== TASK REQUIREMENTS ==
Wherever the string "click" appears in the listing, copy that line.

== RAW DATA ==
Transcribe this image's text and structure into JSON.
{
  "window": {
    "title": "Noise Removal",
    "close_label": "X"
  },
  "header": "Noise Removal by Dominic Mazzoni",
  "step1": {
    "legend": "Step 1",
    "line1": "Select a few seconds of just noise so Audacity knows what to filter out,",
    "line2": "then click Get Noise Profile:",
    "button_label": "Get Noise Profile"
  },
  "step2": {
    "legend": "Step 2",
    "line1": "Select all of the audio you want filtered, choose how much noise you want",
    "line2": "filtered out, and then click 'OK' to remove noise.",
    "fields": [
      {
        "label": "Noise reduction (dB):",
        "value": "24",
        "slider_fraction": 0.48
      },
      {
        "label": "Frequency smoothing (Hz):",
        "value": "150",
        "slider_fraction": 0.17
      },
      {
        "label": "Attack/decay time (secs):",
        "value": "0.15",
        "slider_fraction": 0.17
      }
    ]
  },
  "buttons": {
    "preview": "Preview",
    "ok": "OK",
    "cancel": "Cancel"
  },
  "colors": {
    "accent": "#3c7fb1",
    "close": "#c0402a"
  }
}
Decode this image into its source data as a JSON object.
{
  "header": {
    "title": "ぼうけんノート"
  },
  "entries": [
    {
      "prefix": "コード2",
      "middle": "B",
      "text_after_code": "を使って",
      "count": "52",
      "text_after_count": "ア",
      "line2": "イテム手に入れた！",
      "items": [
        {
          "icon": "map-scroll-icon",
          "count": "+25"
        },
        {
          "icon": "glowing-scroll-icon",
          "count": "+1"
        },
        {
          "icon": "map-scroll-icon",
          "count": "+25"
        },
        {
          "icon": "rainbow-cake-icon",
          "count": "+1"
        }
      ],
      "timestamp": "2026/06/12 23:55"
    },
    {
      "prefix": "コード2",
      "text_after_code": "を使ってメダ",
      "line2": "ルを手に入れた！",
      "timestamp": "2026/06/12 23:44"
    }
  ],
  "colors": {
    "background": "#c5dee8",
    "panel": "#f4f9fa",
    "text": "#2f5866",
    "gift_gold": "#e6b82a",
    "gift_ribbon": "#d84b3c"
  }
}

== TASK OUTPUT ==
    "line2": "then click Get Noise Profile:",
    "line2": "filtered out, and then click 'OK' to remove noise.",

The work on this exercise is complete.